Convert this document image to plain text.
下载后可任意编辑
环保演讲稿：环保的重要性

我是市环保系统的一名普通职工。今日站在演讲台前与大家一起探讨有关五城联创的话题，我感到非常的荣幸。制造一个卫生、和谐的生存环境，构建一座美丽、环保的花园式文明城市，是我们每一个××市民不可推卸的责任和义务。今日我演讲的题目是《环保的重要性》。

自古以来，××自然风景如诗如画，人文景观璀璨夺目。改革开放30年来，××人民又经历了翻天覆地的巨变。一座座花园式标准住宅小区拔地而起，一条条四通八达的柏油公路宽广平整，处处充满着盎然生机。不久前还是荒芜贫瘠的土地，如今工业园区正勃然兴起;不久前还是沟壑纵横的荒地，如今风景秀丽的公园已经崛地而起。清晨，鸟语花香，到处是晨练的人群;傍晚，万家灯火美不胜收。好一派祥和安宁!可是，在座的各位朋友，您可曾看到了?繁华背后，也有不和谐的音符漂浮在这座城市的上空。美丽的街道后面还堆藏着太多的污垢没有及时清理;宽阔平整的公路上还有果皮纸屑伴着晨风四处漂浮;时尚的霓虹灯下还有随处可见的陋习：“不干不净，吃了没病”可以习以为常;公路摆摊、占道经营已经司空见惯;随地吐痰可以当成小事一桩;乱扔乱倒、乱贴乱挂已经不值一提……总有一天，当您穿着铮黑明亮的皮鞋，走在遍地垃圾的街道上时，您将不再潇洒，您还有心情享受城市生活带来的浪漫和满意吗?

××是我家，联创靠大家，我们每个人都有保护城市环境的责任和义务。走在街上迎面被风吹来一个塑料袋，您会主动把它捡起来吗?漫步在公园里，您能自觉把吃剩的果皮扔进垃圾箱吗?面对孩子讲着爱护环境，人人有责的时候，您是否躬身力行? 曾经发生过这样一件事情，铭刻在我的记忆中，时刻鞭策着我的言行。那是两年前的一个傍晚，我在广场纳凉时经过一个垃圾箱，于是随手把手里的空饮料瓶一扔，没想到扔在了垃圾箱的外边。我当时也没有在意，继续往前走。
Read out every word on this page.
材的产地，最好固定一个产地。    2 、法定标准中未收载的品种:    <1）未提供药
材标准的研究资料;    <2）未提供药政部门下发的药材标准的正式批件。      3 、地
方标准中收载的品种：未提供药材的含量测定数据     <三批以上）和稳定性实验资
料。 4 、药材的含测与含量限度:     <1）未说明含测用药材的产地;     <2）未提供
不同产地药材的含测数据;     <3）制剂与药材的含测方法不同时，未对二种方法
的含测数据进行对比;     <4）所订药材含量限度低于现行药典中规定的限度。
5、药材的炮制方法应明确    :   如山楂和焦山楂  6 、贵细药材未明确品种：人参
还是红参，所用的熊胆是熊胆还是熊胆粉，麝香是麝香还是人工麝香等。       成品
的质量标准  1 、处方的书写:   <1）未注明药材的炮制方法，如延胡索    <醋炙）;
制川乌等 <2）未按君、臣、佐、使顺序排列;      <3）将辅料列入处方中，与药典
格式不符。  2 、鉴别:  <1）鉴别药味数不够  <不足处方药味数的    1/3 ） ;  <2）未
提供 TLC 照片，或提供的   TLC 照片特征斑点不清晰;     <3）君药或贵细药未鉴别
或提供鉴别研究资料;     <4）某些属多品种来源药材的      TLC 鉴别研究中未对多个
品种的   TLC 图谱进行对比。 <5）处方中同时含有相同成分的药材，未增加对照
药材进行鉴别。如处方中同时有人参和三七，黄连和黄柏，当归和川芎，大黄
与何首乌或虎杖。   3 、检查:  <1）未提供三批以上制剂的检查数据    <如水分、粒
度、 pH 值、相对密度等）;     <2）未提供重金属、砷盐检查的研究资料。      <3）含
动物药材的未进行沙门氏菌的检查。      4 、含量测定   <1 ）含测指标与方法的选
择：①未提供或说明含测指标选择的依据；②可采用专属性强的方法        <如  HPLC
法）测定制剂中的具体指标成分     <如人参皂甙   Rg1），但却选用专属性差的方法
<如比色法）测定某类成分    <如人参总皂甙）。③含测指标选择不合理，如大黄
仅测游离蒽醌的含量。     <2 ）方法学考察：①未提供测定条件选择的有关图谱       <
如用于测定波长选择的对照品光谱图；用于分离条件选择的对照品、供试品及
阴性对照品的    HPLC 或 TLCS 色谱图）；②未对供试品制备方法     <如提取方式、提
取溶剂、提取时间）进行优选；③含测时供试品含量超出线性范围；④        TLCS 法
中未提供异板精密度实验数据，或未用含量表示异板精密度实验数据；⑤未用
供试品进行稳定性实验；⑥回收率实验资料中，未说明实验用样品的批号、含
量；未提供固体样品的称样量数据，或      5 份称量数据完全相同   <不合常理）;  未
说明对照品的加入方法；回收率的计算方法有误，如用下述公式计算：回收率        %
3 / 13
════════
(STATED TASK) Copy each line of the data exactly, leaving nothing out.

(COMPLETE RESPONSE)
Convert this document image to plain text.
下载后可任意编辑
环保演讲稿：环保的重要性

我是市环保系统的一名普通职工。今日站在演讲台前与大家一起探讨有关五城联创的话题，我感到非常的荣幸。制造一个卫生、和谐的生存环境，构建一座美丽、环保的花园式文明城市，是我们每一个××市民不可推卸的责任和义务。今日我演讲的题目是《环保的重要性》。

自古以来，××自然风景如诗如画，人文景观璀璨夺目。改革开放30年来，××人民又经历了翻天覆地的巨变。一座座花园式标准住宅小区拔地而起，一条条四通八达的柏油公路宽广平整，处处充满着盎然生机。不久前还是荒芜贫瘠的土地，如今工业园区正勃然兴起;不久前还是沟壑纵横的荒地，如今风景秀丽的公园已经崛地而起。清晨，鸟语花香，到处是晨练的人群;傍晚，万家灯火美不胜收。好一派祥和安宁!可是，在座的各位朋友，您可曾看到了?繁华背后，也有不和谐的音符漂浮在这座城市的上空。美丽的街道后面还堆藏着太多的污垢没有及时清理;宽阔平整的公路上还有果皮纸屑伴着晨风四处漂浮;时尚的霓虹灯下还有随处可见的陋习：“不干不净，吃了没病”可以习以为常;公路摆摊、占道经营已经司空见惯;随地吐痰可以当成小事一桩;乱扔乱倒、乱贴乱挂已经不值一提……总有一天，当您穿着铮黑明亮的皮鞋，走在遍地垃圾的街道上时，您将不再潇洒，您还有心情享受城市生活带来的浪漫和满意吗?

××是我家，联创靠大家，我们每个人都有保护城市环境的责任和义务。走在街上迎面被风吹来一个塑料袋，您会主动把它捡起来吗?漫步在公园里，您能自觉把吃剩的果皮扔进垃圾箱吗?面对孩子讲着爱护环境，人人有责的时候，您是否躬身力行? 曾经发生过这样一件事情，铭刻在我的记忆中，时刻鞭策着我的言行。那是两年前的一个傍晚，我在广场纳凉时经过一个垃圾箱，于是随手把手里的空饮料瓶一扔，没想到扔在了垃圾箱的外边。我当时也没有在意，继续往前走。
Read out every word on this page.
材的产地，最好固定一个产地。    2 、法定标准中未收载的品种:    <1）未提供药
材标准的研究资料;    <2）未提供药政部门下发的药材标准的正式批件。      3 、地
方标准中收载的品种：未提供药材的含量测定数据     <三批以上）和稳定性实验资
料。 4 、药材的含测与含量限度:     <1）未说明含测用药材的产地;     <2）未提供
不同产地药材的含测数据;     <3）制剂与药材的含测方法不同时，未对二种方法
的含测数据进行对比;     <4）所订药材含量限度低于现行药典中规定的限度。
5、药材的炮制方法应明确    :   如山楂和焦山楂  6 、贵细药材未明确品种：人参
还是红参，所用的熊胆是熊胆还是熊胆粉，麝香是麝香还是人工麝香等。       成品
的质量标准  1 、处方的书写:   <1）未注明药材的炮制方法，如延胡索    <醋炙）;
制川乌等 <2）未按君、臣、佐、使顺序排列;      <3）将辅料列入处方中，与药典
格式不符。  2 、鉴别:  <1）鉴别药味数不够  <不足处方药味数的    1/3 ） ;  <2）未
提供 TLC 照片，或提供的   TLC 照片特征斑点不清晰;     <3）君药或贵细药未鉴别
或提供鉴别研究资料;     <4）某些属多品种来源药材的      TLC 鉴别研究中未对多个
品种的   TLC 图谱进行对比。 <5）处方中同时含有相同成分的药材，未增加对照
药材进行鉴别。如处方中同时有人参和三七，黄连和黄柏，当归和川芎，大黄
与何首乌或虎杖。   3 、检查:  <1）未提供三批以上制剂的检查数据    <如水分、粒
度、 pH 值、相对密度等）;     <2）未提供重金属、砷盐检查的研究资料。      <3）含
动物药材的未进行沙门氏菌的检查。      4 、含量测定   <1 ）含测指标与方法的选
择：①未提供或说明含测指标选择的依据；②可采用专属性强的方法        <如  HPLC
法）测定制剂中的具体指标成分     <如人参皂甙   Rg1），但却选用专属性差的方法
<如比色法）测定某类成分    <如人参总皂甙）。③含测指标选择不合理，如大黄
仅测游离蒽醌的含量。     <2 ）方法学考察：①未提供测定条件选择的有关图谱       <
如用于测定波长选择的对照品光谱图；用于分离条件选择的对照品、供试品及
阴性对照品的    HPLC 或 TLCS 色谱图）；②未对供试品制备方法     <如提取方式、提
取溶剂、提取时间）进行优选；③含测时供试品含量超出线性范围；④        TLCS 法
中未提供异板精密度实验数据，或未用含量表示异板精密度实验数据；⑤未用
供试品进行稳定性实验；⑥回收率实验资料中，未说明实验用样品的批号、含
量；未提供固体样品的称样量数据，或      5 份称量数据完全相同   <不合常理）;  未
说明对照品的加入方法；回收率的计算方法有误，如用下述公式计算：回收率        %
3 / 13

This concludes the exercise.